### YOUR OBJECTIVE
Scan the entries below for the word "name". Copy each line that has it.

[Records from a collection]
--------

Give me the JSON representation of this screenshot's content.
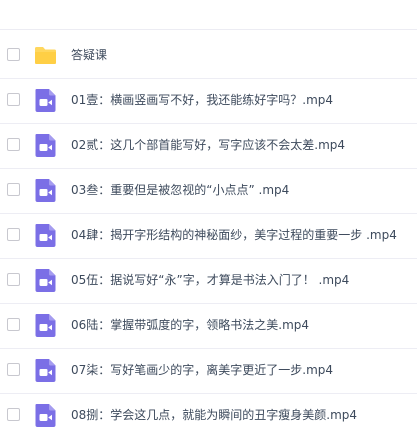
{
  "file_list": {
    "items": [
      {
        "type": "folder",
        "icon": "folder-icon",
        "name": "答疑课",
        "ext": ""
      },
      {
        "type": "video",
        "icon": "video-icon",
        "name": "01壹：横画竖画写不好，我还能练好字吗？",
        "ext": ".mp4"
      },
      {
        "type": "video",
        "icon": "video-icon",
        "name": "02贰：这几个部首能写好，写字应该不会太差",
        "ext": ".mp4"
      },
      {
        "type": "video",
        "icon": "video-icon",
        "name": "03叁：重要但是被忽视的“小点点” ",
        "ext": ".mp4"
      },
      {
        "type": "video",
        "icon": "video-icon",
        "name": "04肆：揭开字形结构的神秘面纱，美字过程的重要一步 ",
        "ext": ".mp4"
      },
      {
        "type": "video",
        "icon": "video-icon",
        "name": "05伍：据说写好“永”字，才算是书法入门了！ ",
        "ext": ".mp4"
      },
      {
        "type": "video",
        "icon": "video-icon",
        "name": "06陆：掌握带弧度的字，领略书法之美",
        "ext": ".mp4"
      },
      {
        "type": "video",
        "icon": "video-icon",
        "name": "07柒：写好笔画少的字，离美字更近了一步",
        "ext": ".mp4"
      },
      {
        "type": "video",
        "icon": "video-icon",
        "name": "08捌：学会这几点，就能为瞬间的丑字瘦身美颜",
        "ext": ".mp4"
      }
    ]
  },
  "colors": {
    "folder": "#ffd75e",
    "video": "#7b6fe6",
    "text": "#3d4a5c",
    "divider": "#ededf4"
  }
}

--------

### COMPLETED EXERCISE
        "name": "答疑课",
        "name": "01壹：横画竖画写不好，我还能练好字吗？",
        "name": "02贰：这几个部首能写好，写字应该不会太差",
        "name": "03叁：重要但是被忽视的“小点点” ",
        "name": "04肆：揭开字形结构的神秘面纱，美字过程的重要一步 ",
        "name": "05伍：据说写好“永”字，才算是书法入门了！ ",
        "name": "06陆：掌握带弧度的字，领略书法之美",
        "name": "07柒：写好笔画少的字，离美字更近了一步",
        "name": "08捌：学会这几点，就能为瞬间的丑字瘦身美颜",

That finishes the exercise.